### Problem statement:
Every line below is to be copied exactly, with the pictures left out.

[Start Information provided]

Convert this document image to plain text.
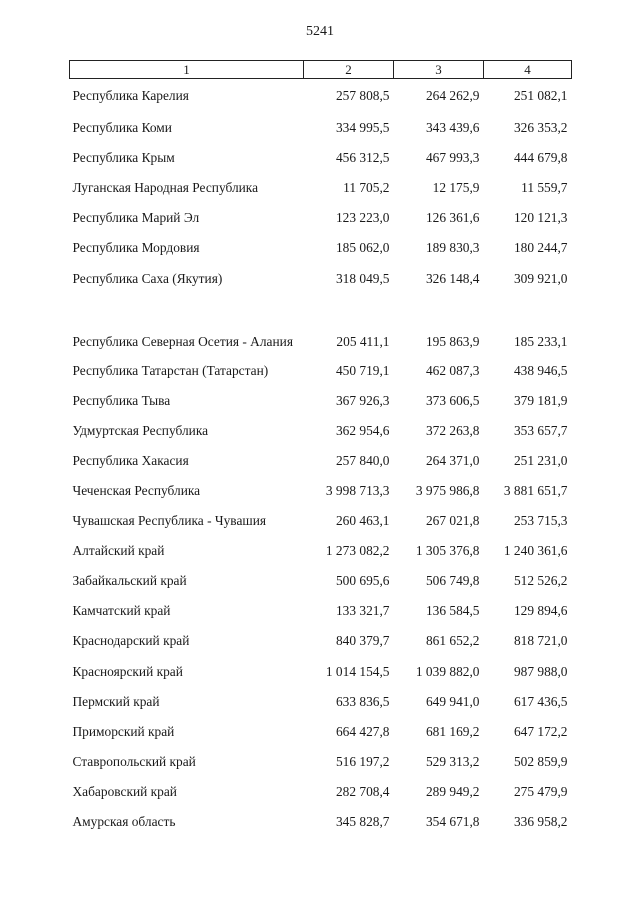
5241
1	2	3	4
Республика Карелия	257 808,5	264 262,9	251 082,1
Республика Коми	334 995,5	343 439,6	326 353,2
Республика Крым	456 312,5	467 993,3	444 679,8
Луганская Народная Республика	11 705,2	12 175,9	11 559,7
Республика Марий Эл	123 223,0	126 361,6	120 121,3
Республика Мордовия	185 062,0	189 830,3	180 244,7
Республика Саха (Якутия)	318 049,5	326 148,4	309 921,0
Республика Северная Осетия - Алания	205 411,1	195 863,9	185 233,1
Республика Татарстан (Татарстан)	450 719,1	462 087,3	438 946,5
Республика Тыва	367 926,3	373 606,5	379 181,9
Удмуртская Республика	362 954,6	372 263,8	353 657,7
Республика Хакасия	257 840,0	264 371,0	251 231,0
Чеченская Республика	3 998 713,3	3 975 986,8	3 881 651,7
Чувашская Республика - Чувашия	260 463,1	267 021,8	253 715,3
Алтайский край	1 273 082,2	1 305 376,8	1 240 361,6
Забайкальский край	500 695,6	506 749,8	512 526,2
Камчатский край	133 321,7	136 584,5	129 894,6
Краснодарский край	840 379,7	861 652,2	818 721,0
Красноярский край	1 014 154,5	1 039 882,0	987 988,0
Пермский край	633 836,5	649 941,0	617 436,5
Приморский край	664 427,8	681 169,2	647 172,2
Ставропольский край	516 197,2	529 313,2	502 859,9
Хабаровский край	282 708,4	289 949,2	275 479,9
Амурская область	345 828,7	354 671,8	336 958,2
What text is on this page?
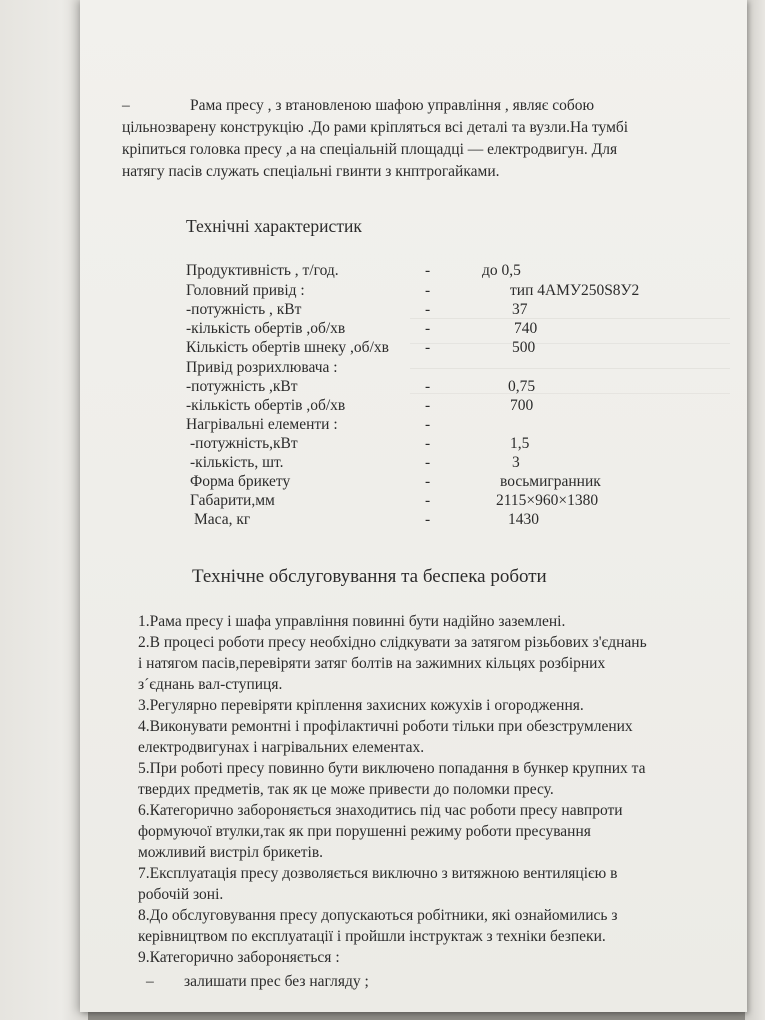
–	Рама пресу , з втановленою шафою управління , являє собою
цільнозварену конструкцію .До рами кріпляться всі деталі та вузли.На тумбі
кріпиться головка пресу ,а на спеціальній площадці — електродвигун. Для
натягу пасів служать спеціальні гвинти з кнптрогайками.
Технічні характеристик
Продуктивність , т/год.	-	до 0,5
Головний привід :	-	тип 4АМУ250S8У2
-потужність , кВт	-	37
-кількість обертів ,об/хв	-	740
Кількість обертів шнеку ,об/хв -	500
Привід розрихлювача :
-потужність ,кВт	-	0,75
-кількість обертів ,об/хв	-	700
Нагрівальні елементи :	-
-потужність,кВт	-	1,5
-кількість, шт.	-	3
Форма брикету	-	восьмигранник
Габарити,мм	-	2115×960×1380
Маса, кг	-	1430
Технічне обслуговування та беспека роботи
1.Рама пресу і шафа управління повинні бути надійно заземлені.
2.В процесі роботи пресу необхідно слідкувати за затягом різьбових з'єднань
і натягом пасів,перевіряти затяг болтів на зажимних кільцях розбірних
з´єднань вал-ступиця.
3.Регулярно перевіряти кріплення захисних кожухів і огородження.
4.Виконувати ремонтні і профілактичні роботи тільки при обезструмлених
електродвигунах і нагрівальних елементах.
5.При роботі пресу повинно бути виключено попадання в бункер крупних та
твердих предметів, так як це може привести до поломки пресу.
6.Категорично забороняється знаходитись під час роботи пресу навпроти
формуючої втулки,так як при порушенні режиму роботи пресування
можливий виcтріл брикетів.
7.Експлуатація пресу дозволяється виключно з витяжною вентиляцією в
робочій зоні.
8.До обслуговування пресу допускаються робітники, які ознайомились з
керівництвом по експлуатації і пройшли інструктаж з техніки безпеки.
9.Категорично забороняється :
– залишати прес без нагляду ;
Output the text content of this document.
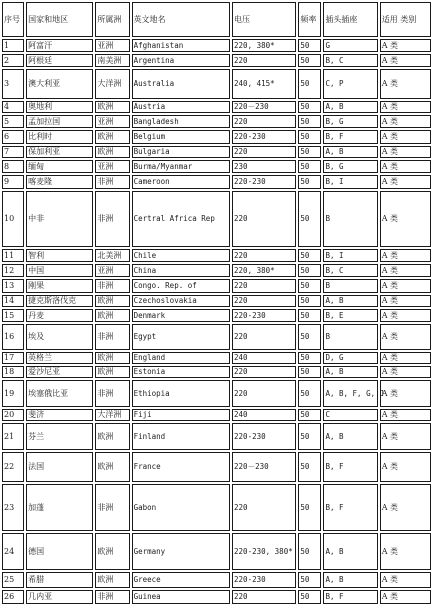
序号	国家和地区	所属洲	英文地名	电压	频率	插头插座	适用 类别
1	阿富汗	亚洲	Afghanistan	220, 380*	50	G	A 类
2	阿根廷	南美洲	Argentina	220	50	B, C	A 类
3	澳大利亚	大洋洲	Australia	240, 415*	50	C, P	A 类
4	奥地利	欧洲	Austria	220－230	50	A, B	A 类
5	孟加拉国	亚洲	Bangladesh	220	50	B, G	A 类
6	比利时	欧洲	Belgium	220-230	50	B, F	A 类
7	保加利亚	欧洲	Bulgaria	220	50	A, B	A 类
8	缅甸	亚洲	Burma/Myanmar	230	50	B, G	A 类
9	喀麦隆	非洲	Cameroon	220-230	50	B, I	A 类
10	中非	非洲	Certral Africa Rep	220	50	B	A 类
11	智利	北美洲	Chile	220	50	B, I	A 类
12	中国	亚洲	China	220, 380*	50	B, C	A 类
13	刚果	非洲	Congo. Rep. of	220	50	B	A 类
14	捷克斯洛伐克	欧洲	Czechoslovakia	220	50	A, B	A 类
15	丹麦	欧洲	Denmark	220-230	50	B, E	A 类
16	埃及	非洲	Egypt	220	50	B	A 类
17	英格兰	欧洲	England	240	50	D, G	A 类
18	爱沙尼亚	欧洲	Estonia	220	50	A, B	A 类
19	埃塞俄比亚	非洲	Ethiopia	220	50	A, B, F, G, J	A 类
20	斐济	大洋洲	Fiji	240	50	C	A 类
21	芬兰	欧洲	Finland	220-230	50	A, B	A 类
22	法国	欧洲	France	220－230	50	B, F	A 类
23	加蓬	非洲	Gabon	220	50	B, F	A 类
24	德国	欧洲	Germany	220-230, 380*	50	A, B	A 类
25	希腊	欧洲	Greece	220-230	50	A, B	A 类
26	几内亚	非洲	Guinea	220	50	B, F	A 类
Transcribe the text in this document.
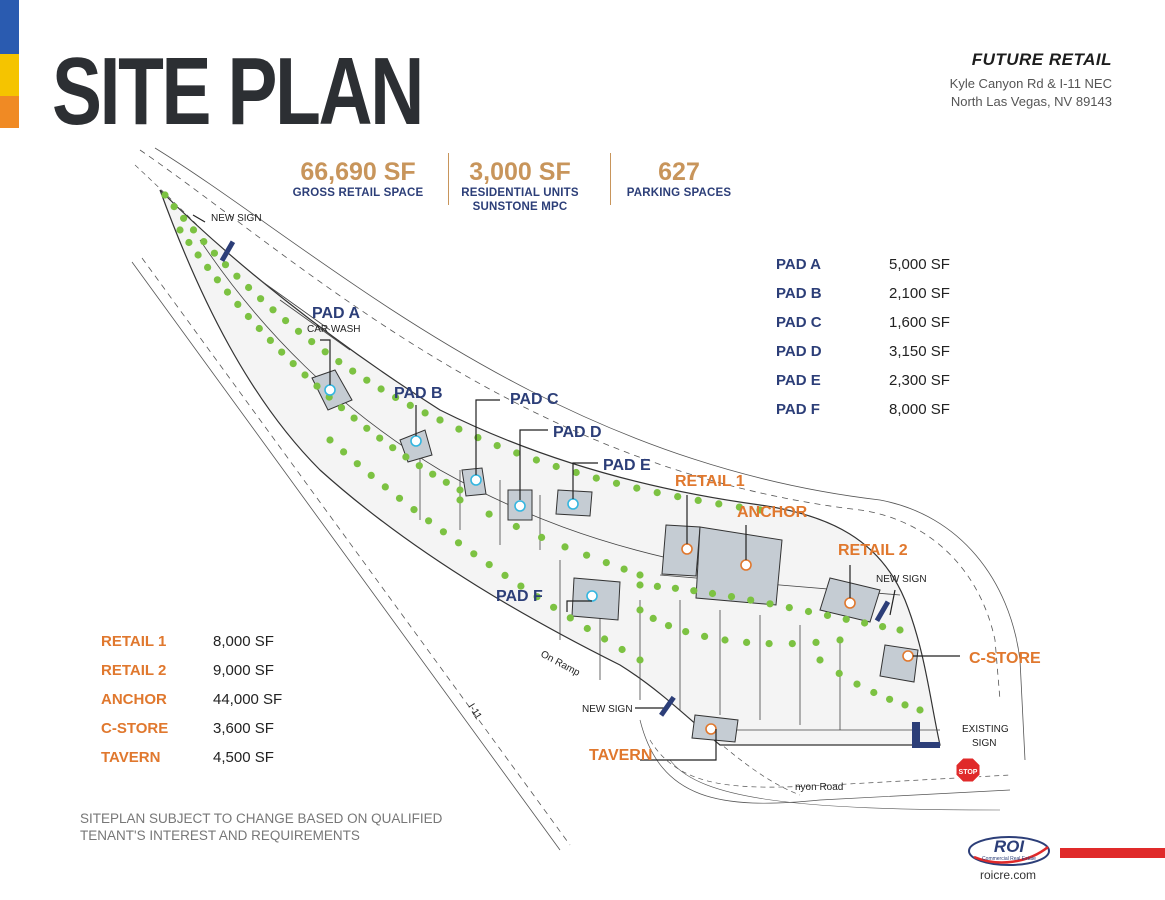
SITE PLAN	FUTURE RETAIL
Kyle Canyon Rd & I-11 NEC
North Las Vegas, NV 89143
STOP
On Ramp
I-11
nyon Road
PAD A
CAR WASH
PAD B	PAD C
PAD D
PAD E
PAD F
RETAIL 1
ANCHOR
RETAIL 2
C-STORE
TAVERN
NEW SIGN
NEW SIGN
NEW SIGN
EXISTING
SIGN
66,690 SF
GROSS RETAIL SPACE
3,000 SF
RESIDENTIAL UNITS
SUNSTONE MPC
627
PARKING SPACES
PAD A	5,000 SF
PAD B	2,100 SF
PAD C	1,600 SF
PAD D	3,150 SF
PAD E	2,300 SF
PAD F	8,000 SF
RETAIL 1	8,000 SF
RETAIL 2	9,000 SF
ANCHOR	44,000 SF
C-STORE	3,600 SF
TAVERN	4,500 SF
SITEPLAN SUBJECT TO CHANGE BASED ON QUALIFIED
TENANT'S INTEREST AND REQUIREMENTS
ROI
Commercial Real Estate
roicre.com
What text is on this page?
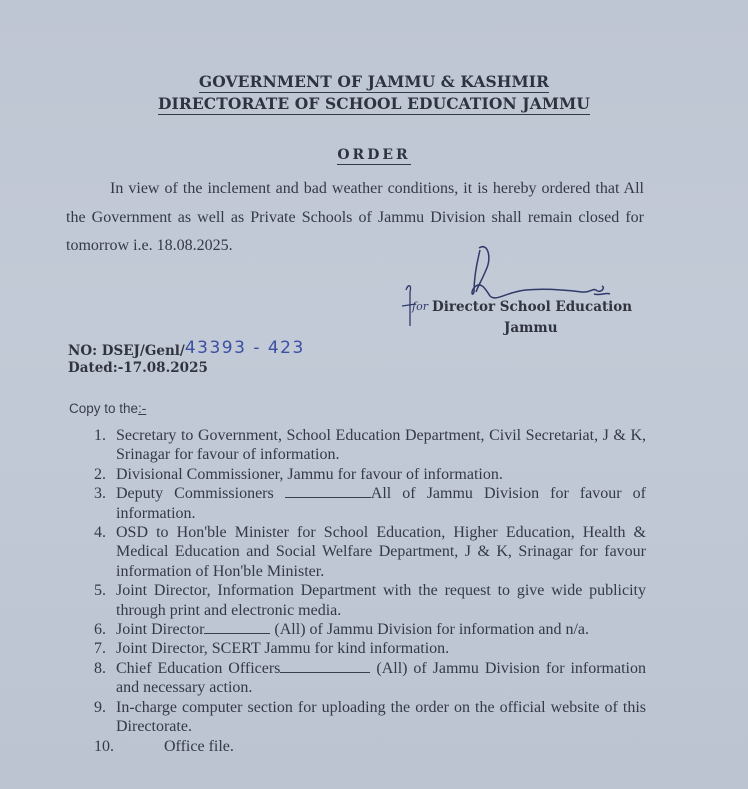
GOVERNMENT OF JAMMU & KASHMIR
DIRECTORATE OF SCHOOL EDUCATION JAMMU
ORDER
In view of the inclement and bad weather conditions, it is hereby ordered that All the Government as well as Private Schools of Jammu Division shall remain closed for tomorrow i.e. 18.08.2025.
for Director School Education
Jammu
NO: DSEJ/Genl/43393 - 423
Dated:-17.08.2025
Copy to the:-
1. Secretary to Government, School Education Department, Civil Secretariat, J & K, Srinagar for favour of information.
2. Divisional Commissioner, Jammu for favour of information.
3. Deputy Commissioners	All of Jammu Division for favour of information.
4. OSD to Hon'ble Minister for School Education, Higher Education, Health & Medical Education and Social Welfare Department, J & K, Srinagar for favour information of Hon'ble Minister.
5. Joint Director, Information Department with the request to give wide publicity through print and electronic media.
6. Joint Director	(All) of Jammu Division for information and n/a.
7. Joint Director, SCERT Jammu for kind information.
8. Chief Education Officers	(All) of Jammu Division for information and necessary action.
9. In-charge computer section for uploading the order on the official website of this Directorate.
10.	Office file.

[End Information provided]

### Solution for this exercise:
Convert this document image to plain text.
5241
1	2	3	4
Республика Карелия	257 808,5	264 262,9	251 082,1
Республика Коми	334 995,5	343 439,6	326 353,2
Республика Крым	456 312,5	467 993,3	444 679,8
Луганская Народная Республика	11 705,2	12 175,9	11 559,7
Республика Марий Эл	123 223,0	126 361,6	120 121,3
Республика Мордовия	185 062,0	189 830,3	180 244,7
Республика Саха (Якутия)	318 049,5	326 148,4	309 921,0
Республика Северная Осетия - Алания	205 411,1	195 863,9	185 233,1
Республика Татарстан (Татарстан)	450 719,1	462 087,3	438 946,5
Республика Тыва	367 926,3	373 606,5	379 181,9
Удмуртская Республика	362 954,6	372 263,8	353 657,7
Республика Хакасия	257 840,0	264 371,0	251 231,0
Чеченская Республика	3 998 713,3	3 975 986,8	3 881 651,7
Чувашская Республика - Чувашия	260 463,1	267 021,8	253 715,3
Алтайский край	1 273 082,2	1 305 376,8	1 240 361,6
Забайкальский край	500 695,6	506 749,8	512 526,2
Камчатский край	133 321,7	136 584,5	129 894,6
Краснодарский край	840 379,7	861 652,2	818 721,0
Красноярский край	1 014 154,5	1 039 882,0	987 988,0
Пермский край	633 836,5	649 941,0	617 436,5
Приморский край	664 427,8	681 169,2	647 172,2
Ставропольский край	516 197,2	529 313,2	502 859,9
Хабаровский край	282 708,4	289 949,2	275 479,9
Амурская область	345 828,7	354 671,8	336 958,2
What text is on this page?
–	Рама пресу , з втановленою шафою управління , являє собою
цільнозварену конструкцію .До рами кріпляться всі деталі та вузли.На тумбі
кріпиться головка пресу ,а на спеціальній площадці — електродвигун. Для
натягу пасів служать спеціальні гвинти з кнптрогайками.
Технічні характеристик
Продуктивність , т/год.	-	до 0,5
Головний привід :	-	тип 4АМУ250S8У2
-потужність , кВт	-	37
-кількість обертів ,об/хв	-	740
Кількість обертів шнеку ,об/хв -	500
Привід розрихлювача :
-потужність ,кВт	-	0,75
-кількість обертів ,об/хв	-	700
Нагрівальні елементи :	-
-потужність,кВт	-	1,5
-кількість, шт.	-	3
Форма брикету	-	восьмигранник
Габарити,мм	-	2115×960×1380
Маса, кг	-	1430
Технічне обслуговування та беспека роботи
1.Рама пресу і шафа управління повинні бути надійно заземлені.
2.В процесі роботи пресу необхідно слідкувати за затягом різьбових з'єднань
і натягом пасів,перевіряти затяг болтів на зажимних кільцях розбірних
з´єднань вал-ступиця.
3.Регулярно перевіряти кріплення захисних кожухів і огородження.
4.Виконувати ремонтні і профілактичні роботи тільки при обезструмлених
електродвигунах і нагрівальних елементах.
5.При роботі пресу повинно бути виключено попадання в бункер крупних та
твердих предметів, так як це може привести до поломки пресу.
6.Категорично забороняється знаходитись під час роботи пресу навпроти
формуючої втулки,так як при порушенні режиму роботи пресування
можливий виcтріл брикетів.
7.Експлуатація пресу дозволяється виключно з витяжною вентиляцією в
робочій зоні.
8.До обслуговування пресу допускаються робітники, які ознайомились з
керівництвом по експлуатації і пройшли інструктаж з техніки безпеки.
9.Категорично забороняється :
– залишати прес без нагляду ;
Output the text content of this document.
序号	国家和地区	所属洲	英文地名	电压	频率	插头插座	适用 类别
1	阿富汗	亚洲	Afghanistan	220, 380*	50	G	A 类
2	阿根廷	南美洲	Argentina	220	50	B, C	A 类
3	澳大利亚	大洋洲	Australia	240, 415*	50	C, P	A 类
4	奥地利	欧洲	Austria	220－230	50	A, B	A 类
5	孟加拉国	亚洲	Bangladesh	220	50	B, G	A 类
6	比利时	欧洲	Belgium	220-230	50	B, F	A 类
7	保加利亚	欧洲	Bulgaria	220	50	A, B	A 类
8	缅甸	亚洲	Burma/Myanmar	230	50	B, G	A 类
9	喀麦隆	非洲	Cameroon	220-230	50	B, I	A 类
10	中非	非洲	Certral Africa Rep	220	50	B	A 类
11	智利	北美洲	Chile	220	50	B, I	A 类
12	中国	亚洲	China	220, 380*	50	B, C	A 类
13	刚果	非洲	Congo. Rep. of	220	50	B	A 类
14	捷克斯洛伐克	欧洲	Czechoslovakia	220	50	A, B	A 类
15	丹麦	欧洲	Denmark	220-230	50	B, E	A 类
16	埃及	非洲	Egypt	220	50	B	A 类
17	英格兰	欧洲	England	240	50	D, G	A 类
18	爱沙尼亚	欧洲	Estonia	220	50	A, B	A 类
19	埃塞俄比亚	非洲	Ethiopia	220	50	A, B, F, G, J	A 类
20	斐济	大洋洲	Fiji	240	50	C	A 类
21	芬兰	欧洲	Finland	220-230	50	A, B	A 类
22	法国	欧洲	France	220－230	50	B, F	A 类
23	加蓬	非洲	Gabon	220	50	B, F	A 类
24	德国	欧洲	Germany	220-230, 380*	50	A, B	A 类
25	希腊	欧洲	Greece	220-230	50	A, B	A 类
26	几内亚	非洲	Guinea	220	50	B, F	A 类
Transcribe the text in this document.
SITE PLAN	FUTURE RETAIL
Kyle Canyon Rd & I-11 NEC
North Las Vegas, NV 89143
STOP
On Ramp
I-11
nyon Road
PAD A
CAR WASH
PAD B	PAD C
PAD D
PAD E
PAD F
RETAIL 1
ANCHOR
RETAIL 2
C-STORE
TAVERN
NEW SIGN
NEW SIGN
NEW SIGN
EXISTING
SIGN
66,690 SF
GROSS RETAIL SPACE
3,000 SF
RESIDENTIAL UNITS
SUNSTONE MPC
627
PARKING SPACES
PAD A	5,000 SF
PAD B	2,100 SF
PAD C	1,600 SF
PAD D	3,150 SF
PAD E	2,300 SF
PAD F	8,000 SF
RETAIL 1	8,000 SF
RETAIL 2	9,000 SF
ANCHOR	44,000 SF
C-STORE	3,600 SF
TAVERN	4,500 SF
SITEPLAN SUBJECT TO CHANGE BASED ON QUALIFIED
TENANT'S INTEREST AND REQUIREMENTS
ROI
Commercial Real Estate
roicre.com
What text is on this page?
GOVERNMENT OF JAMMU & KASHMIR
DIRECTORATE OF SCHOOL EDUCATION JAMMU
ORDER
In view of the inclement and bad weather conditions, it is hereby ordered that All the Government as well as Private Schools of Jammu Division shall remain closed for tomorrow i.e. 18.08.2025.
for Director School Education
Jammu
NO: DSEJ/Genl/43393 - 423
Dated:-17.08.2025
Copy to the:-
1. Secretary to Government, School Education Department, Civil Secretariat, J & K, Srinagar for favour of information.
2. Divisional Commissioner, Jammu for favour of information.
3. Deputy Commissioners	All of Jammu Division for favour of information.
4. OSD to Hon'ble Minister for School Education, Higher Education, Health & Medical Education and Social Welfare Department, J & K, Srinagar for favour information of Hon'ble Minister.
5. Joint Director, Information Department with the request to give wide publicity through print and electronic media.
6. Joint Director	(All) of Jammu Division for information and n/a.
7. Joint Director, SCERT Jammu for kind information.
8. Chief Education Officers	(All) of Jammu Division for information and necessary action.
9. In-charge computer section for uploading the order on the official website of this Directorate.
10.	Office file.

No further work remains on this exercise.